> _Data rows_:
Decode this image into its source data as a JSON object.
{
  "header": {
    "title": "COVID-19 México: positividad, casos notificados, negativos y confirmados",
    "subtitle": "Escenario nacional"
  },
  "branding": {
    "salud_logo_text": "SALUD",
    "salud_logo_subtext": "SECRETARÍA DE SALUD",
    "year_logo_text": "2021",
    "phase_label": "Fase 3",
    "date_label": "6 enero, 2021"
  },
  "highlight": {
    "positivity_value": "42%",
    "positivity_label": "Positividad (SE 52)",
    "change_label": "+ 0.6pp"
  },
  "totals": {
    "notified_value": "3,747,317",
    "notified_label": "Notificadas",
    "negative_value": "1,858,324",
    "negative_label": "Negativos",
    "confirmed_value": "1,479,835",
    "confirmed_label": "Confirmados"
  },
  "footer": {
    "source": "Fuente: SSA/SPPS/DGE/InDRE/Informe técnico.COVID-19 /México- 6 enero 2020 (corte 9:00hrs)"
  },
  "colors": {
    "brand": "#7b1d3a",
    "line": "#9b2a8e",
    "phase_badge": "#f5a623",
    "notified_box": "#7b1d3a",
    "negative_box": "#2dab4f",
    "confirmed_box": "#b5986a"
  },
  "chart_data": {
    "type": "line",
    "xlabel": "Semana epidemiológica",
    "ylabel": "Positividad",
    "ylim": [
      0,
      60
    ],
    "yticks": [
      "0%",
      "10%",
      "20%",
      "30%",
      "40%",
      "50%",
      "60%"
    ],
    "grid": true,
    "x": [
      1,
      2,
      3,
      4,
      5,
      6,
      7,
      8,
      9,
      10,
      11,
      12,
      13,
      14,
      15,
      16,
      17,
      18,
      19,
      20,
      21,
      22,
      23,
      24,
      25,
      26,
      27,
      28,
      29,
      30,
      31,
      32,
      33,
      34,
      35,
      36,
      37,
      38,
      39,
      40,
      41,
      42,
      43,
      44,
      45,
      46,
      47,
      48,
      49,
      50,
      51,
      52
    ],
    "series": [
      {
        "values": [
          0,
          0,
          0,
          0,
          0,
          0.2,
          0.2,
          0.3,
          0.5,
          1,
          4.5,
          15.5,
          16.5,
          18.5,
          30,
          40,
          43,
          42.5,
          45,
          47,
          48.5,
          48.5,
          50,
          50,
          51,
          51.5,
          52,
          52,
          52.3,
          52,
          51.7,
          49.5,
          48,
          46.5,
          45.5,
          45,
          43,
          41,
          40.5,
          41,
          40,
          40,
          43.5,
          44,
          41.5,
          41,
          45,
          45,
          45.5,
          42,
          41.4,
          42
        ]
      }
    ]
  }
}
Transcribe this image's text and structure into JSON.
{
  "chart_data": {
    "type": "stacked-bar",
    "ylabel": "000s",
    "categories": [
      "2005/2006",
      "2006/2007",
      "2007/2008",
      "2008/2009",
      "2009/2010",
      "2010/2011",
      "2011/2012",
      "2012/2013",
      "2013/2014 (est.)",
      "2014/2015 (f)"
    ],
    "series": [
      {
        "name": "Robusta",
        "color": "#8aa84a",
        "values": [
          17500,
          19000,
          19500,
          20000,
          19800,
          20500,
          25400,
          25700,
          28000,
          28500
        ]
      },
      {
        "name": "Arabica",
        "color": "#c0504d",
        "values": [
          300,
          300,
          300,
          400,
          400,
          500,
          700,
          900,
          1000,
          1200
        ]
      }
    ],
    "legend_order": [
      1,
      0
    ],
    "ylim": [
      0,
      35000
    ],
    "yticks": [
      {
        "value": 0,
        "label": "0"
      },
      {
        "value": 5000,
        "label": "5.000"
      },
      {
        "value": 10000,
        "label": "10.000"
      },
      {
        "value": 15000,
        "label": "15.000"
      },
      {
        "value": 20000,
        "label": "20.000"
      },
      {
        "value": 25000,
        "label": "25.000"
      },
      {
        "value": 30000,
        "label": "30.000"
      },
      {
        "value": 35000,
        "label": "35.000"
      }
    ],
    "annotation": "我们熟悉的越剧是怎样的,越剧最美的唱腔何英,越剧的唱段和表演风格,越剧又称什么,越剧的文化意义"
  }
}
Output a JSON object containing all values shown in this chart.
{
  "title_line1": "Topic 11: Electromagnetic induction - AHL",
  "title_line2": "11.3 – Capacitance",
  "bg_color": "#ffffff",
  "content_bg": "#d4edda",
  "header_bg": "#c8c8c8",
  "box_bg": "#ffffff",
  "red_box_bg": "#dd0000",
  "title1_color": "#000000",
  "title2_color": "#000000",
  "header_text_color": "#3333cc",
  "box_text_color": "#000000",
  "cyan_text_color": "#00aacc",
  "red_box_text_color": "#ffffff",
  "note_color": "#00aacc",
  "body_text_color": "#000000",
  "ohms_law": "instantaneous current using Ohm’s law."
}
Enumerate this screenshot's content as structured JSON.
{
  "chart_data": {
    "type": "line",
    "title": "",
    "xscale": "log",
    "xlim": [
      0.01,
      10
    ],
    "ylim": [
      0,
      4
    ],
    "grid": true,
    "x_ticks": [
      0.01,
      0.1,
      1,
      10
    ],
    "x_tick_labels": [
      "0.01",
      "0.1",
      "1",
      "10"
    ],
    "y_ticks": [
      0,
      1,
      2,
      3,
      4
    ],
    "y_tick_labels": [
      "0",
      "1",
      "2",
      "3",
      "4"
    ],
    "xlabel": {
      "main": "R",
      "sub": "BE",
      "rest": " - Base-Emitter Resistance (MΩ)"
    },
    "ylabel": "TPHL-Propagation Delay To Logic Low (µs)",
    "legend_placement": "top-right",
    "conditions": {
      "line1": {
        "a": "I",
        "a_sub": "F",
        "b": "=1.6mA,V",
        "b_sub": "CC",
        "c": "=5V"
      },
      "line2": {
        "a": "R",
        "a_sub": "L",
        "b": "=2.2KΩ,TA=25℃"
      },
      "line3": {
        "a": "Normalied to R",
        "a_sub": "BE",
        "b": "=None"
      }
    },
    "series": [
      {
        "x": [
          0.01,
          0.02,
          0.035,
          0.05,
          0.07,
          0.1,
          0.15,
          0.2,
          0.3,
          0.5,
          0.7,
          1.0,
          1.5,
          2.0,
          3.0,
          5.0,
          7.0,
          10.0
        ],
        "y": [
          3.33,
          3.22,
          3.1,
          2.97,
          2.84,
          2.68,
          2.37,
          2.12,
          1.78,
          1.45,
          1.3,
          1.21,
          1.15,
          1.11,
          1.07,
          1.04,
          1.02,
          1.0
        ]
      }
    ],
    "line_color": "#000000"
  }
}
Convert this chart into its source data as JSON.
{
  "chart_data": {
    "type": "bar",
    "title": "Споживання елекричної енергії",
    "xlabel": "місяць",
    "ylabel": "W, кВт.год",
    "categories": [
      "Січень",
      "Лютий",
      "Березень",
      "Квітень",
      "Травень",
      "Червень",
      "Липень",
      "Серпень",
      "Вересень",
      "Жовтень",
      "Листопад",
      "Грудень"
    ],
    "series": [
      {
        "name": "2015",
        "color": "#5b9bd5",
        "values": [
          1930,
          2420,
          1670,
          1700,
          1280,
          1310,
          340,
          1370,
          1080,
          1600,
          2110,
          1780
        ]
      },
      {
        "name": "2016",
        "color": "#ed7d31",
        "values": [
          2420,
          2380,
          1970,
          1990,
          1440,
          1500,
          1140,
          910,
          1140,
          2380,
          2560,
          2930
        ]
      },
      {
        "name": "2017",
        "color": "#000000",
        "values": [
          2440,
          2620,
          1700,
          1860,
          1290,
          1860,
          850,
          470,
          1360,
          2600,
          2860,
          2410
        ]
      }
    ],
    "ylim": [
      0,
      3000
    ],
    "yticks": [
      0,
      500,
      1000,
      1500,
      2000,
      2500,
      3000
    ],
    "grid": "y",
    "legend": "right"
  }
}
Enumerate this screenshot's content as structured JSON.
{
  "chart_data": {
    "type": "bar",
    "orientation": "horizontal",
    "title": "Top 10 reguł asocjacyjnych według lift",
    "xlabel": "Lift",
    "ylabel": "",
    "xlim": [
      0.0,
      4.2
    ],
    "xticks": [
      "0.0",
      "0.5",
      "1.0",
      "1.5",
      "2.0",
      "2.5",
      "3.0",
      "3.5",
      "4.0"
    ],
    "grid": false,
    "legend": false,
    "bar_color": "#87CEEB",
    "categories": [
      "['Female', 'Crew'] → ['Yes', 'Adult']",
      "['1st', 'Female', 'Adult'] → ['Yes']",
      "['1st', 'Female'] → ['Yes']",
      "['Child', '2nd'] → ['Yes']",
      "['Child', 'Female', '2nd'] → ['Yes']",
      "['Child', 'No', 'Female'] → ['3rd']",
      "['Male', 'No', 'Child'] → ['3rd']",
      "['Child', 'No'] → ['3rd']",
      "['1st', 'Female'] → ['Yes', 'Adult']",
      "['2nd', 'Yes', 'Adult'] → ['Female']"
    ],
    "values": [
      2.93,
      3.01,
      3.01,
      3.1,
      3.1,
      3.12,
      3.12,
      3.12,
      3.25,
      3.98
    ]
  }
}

> _Your goal_: Locate the string "image" in the listing above and copy every line where it occurs.

> _The completed task_:
Decode this image into its source data as a JSON object.
Transcribe this image's text and structure into JSON.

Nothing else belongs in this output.